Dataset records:
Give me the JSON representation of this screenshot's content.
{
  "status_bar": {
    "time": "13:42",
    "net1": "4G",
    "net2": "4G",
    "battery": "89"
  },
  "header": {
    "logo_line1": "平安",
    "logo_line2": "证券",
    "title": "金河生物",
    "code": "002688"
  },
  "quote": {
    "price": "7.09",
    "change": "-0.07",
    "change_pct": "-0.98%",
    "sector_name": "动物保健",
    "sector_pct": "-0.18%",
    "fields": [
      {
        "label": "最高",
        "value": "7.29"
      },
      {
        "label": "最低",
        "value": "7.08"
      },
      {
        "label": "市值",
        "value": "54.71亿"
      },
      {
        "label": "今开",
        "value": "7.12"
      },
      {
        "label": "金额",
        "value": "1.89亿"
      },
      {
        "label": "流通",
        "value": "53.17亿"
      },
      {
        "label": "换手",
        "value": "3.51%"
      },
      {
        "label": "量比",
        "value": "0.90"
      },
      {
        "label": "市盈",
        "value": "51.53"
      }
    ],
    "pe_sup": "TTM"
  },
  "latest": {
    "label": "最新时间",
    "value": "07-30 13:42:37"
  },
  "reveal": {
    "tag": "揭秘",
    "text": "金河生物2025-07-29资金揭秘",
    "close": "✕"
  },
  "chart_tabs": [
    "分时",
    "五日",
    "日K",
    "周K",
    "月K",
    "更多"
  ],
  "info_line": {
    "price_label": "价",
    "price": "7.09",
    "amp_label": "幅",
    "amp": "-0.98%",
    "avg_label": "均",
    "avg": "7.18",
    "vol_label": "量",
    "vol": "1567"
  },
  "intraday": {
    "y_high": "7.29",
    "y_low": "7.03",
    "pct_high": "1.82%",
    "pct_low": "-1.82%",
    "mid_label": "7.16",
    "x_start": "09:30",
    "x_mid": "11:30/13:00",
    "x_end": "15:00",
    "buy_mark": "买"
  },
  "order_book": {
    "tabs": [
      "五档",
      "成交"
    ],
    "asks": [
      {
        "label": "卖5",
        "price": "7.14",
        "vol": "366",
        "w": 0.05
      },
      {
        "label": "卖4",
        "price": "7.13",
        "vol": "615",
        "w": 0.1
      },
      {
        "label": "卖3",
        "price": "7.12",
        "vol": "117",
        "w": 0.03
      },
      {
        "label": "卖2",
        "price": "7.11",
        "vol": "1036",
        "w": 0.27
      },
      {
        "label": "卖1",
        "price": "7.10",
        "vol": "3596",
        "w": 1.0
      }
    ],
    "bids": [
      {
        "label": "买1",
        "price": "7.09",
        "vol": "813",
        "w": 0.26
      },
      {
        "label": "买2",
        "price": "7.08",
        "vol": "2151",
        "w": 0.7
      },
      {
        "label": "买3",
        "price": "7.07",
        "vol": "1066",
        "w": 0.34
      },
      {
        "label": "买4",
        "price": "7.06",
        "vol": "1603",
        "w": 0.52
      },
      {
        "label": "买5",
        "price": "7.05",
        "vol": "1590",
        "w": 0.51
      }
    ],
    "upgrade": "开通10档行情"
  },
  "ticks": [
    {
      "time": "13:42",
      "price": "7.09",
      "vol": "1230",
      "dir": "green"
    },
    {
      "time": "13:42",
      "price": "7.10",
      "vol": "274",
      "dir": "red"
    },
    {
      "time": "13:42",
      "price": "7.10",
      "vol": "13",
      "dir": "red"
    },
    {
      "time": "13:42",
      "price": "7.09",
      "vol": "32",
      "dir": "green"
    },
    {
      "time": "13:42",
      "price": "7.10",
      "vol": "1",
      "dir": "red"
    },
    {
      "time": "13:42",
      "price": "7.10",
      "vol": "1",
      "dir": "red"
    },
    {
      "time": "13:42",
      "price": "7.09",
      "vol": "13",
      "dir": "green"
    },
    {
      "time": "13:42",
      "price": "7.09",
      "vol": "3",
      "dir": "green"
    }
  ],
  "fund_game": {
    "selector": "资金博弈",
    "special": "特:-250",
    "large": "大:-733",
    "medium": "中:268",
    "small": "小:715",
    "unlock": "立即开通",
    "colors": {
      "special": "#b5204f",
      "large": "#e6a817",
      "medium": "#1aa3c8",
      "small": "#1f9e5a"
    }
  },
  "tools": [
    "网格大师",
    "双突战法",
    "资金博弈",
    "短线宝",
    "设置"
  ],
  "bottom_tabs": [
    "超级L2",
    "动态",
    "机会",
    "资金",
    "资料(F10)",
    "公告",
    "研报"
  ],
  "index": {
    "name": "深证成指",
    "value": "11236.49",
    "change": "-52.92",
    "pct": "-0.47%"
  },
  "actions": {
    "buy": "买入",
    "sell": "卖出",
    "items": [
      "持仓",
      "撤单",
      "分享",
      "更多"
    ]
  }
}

■ Prompt ■
Give back each line above precisely as it stands.

■ Exercise result ■
Give me the JSON representation of this screenshot's content.
{
  "status_bar": {
    "time": "13:42",
    "net1": "4G",
    "net2": "4G",
    "battery": "89"
  },
  "header": {
    "logo_line1": "平安",
    "logo_line2": "证券",
    "title": "金河生物",
    "code": "002688"
  },
  "quote": {
    "price": "7.09",
    "change": "-0.07",
    "change_pct": "-0.98%",
    "sector_name": "动物保健",
    "sector_pct": "-0.18%",
    "fields": [
      {
        "label": "最高",
        "value": "7.29"
      },
      {
        "label": "最低",
        "value": "7.08"
      },
      {
        "label": "市值",
        "value": "54.71亿"
      },
      {
        "label": "今开",
        "value": "7.12"
      },
      {
        "label": "金额",
        "value": "1.89亿"
      },
      {
        "label": "流通",
        "value": "53.17亿"
      },
      {
        "label": "换手",
        "value": "3.51%"
      },
      {
        "label": "量比",
        "value": "0.90"
      },
      {
        "label": "市盈",
        "value": "51.53"
      }
    ],
    "pe_sup": "TTM"
  },
  "latest": {
    "label": "最新时间",
    "value": "07-30 13:42:37"
  },
  "reveal": {
    "tag": "揭秘",
    "text": "金河生物2025-07-29资金揭秘",
    "close": "✕"
  },
  "chart_tabs": [
    "分时",
    "五日",
    "日K",
    "周K",
    "月K",
    "更多"
  ],
  "info_line": {
    "price_label": "价",
    "price": "7.09",
    "amp_label": "幅",
    "amp": "-0.98%",
    "avg_label": "均",
    "avg": "7.18",
    "vol_label": "量",
    "vol": "1567"
  },
  "intraday": {
    "y_high": "7.29",
    "y_low": "7.03",
    "pct_high": "1.82%",
    "pct_low": "-1.82%",
    "mid_label": "7.16",
    "x_start": "09:30",
    "x_mid": "11:30/13:00",
    "x_end": "15:00",
    "buy_mark": "买"
  },
  "order_book": {
    "tabs": [
      "五档",
      "成交"
    ],
    "asks": [
      {
        "label": "卖5",
        "price": "7.14",
        "vol": "366",
        "w": 0.05
      },
      {
        "label": "卖4",
        "price": "7.13",
        "vol": "615",
        "w": 0.1
      },
      {
        "label": "卖3",
        "price": "7.12",
        "vol": "117",
        "w": 0.03
      },
      {
        "label": "卖2",
        "price": "7.11",
        "vol": "1036",
        "w": 0.27
      },
      {
        "label": "卖1",
        "price": "7.10",
        "vol": "3596",
        "w": 1.0
      }
    ],
    "bids": [
      {
        "label": "买1",
        "price": "7.09",
        "vol": "813",
        "w": 0.26
      },
      {
        "label": "买2",
        "price": "7.08",
        "vol": "2151",
        "w": 0.7
      },
      {
        "label": "买3",
        "price": "7.07",
        "vol": "1066",
        "w": 0.34
      },
      {
        "label": "买4",
        "price": "7.06",
        "vol": "1603",
        "w": 0.52
      },
      {
        "label": "买5",
        "price": "7.05",
        "vol": "1590",
        "w": 0.51
      }
    ],
    "upgrade": "开通10档行情"
  },
  "ticks": [
    {
      "time": "13:42",
      "price": "7.09",
      "vol": "1230",
      "dir": "green"
    },
    {
      "time": "13:42",
      "price": "7.10",
      "vol": "274",
      "dir": "red"
    },
    {
      "time": "13:42",
      "price": "7.10",
      "vol": "13",
      "dir": "red"
    },
    {
      "time": "13:42",
      "price": "7.09",
      "vol": "32",
      "dir": "green"
    },
    {
      "time": "13:42",
      "price": "7.10",
      "vol": "1",
      "dir": "red"
    },
    {
      "time": "13:42",
      "price": "7.10",
      "vol": "1",
      "dir": "red"
    },
    {
      "time": "13:42",
      "price": "7.09",
      "vol": "13",
      "dir": "green"
    },
    {
      "time": "13:42",
      "price": "7.09",
      "vol": "3",
      "dir": "green"
    }
  ],
  "fund_game": {
    "selector": "资金博弈",
    "special": "特:-250",
    "large": "大:-733",
    "medium": "中:268",
    "small": "小:715",
    "unlock": "立即开通",
    "colors": {
      "special": "#b5204f",
      "large": "#e6a817",
      "medium": "#1aa3c8",
      "small": "#1f9e5a"
    }
  },
  "tools": [
    "网格大师",
    "双突战法",
    "资金博弈",
    "短线宝",
    "设置"
  ],
  "bottom_tabs": [
    "超级L2",
    "动态",
    "机会",
    "资金",
    "资料(F10)",
    "公告",
    "研报"
  ],
  "index": {
    "name": "深证成指",
    "value": "11236.49",
    "change": "-52.92",
    "pct": "-0.47%"
  },
  "actions": {
    "buy": "买入",
    "sell": "卖出",
    "items": [
      "持仓",
      "撤单",
      "分享",
      "更多"
    ]
  }
}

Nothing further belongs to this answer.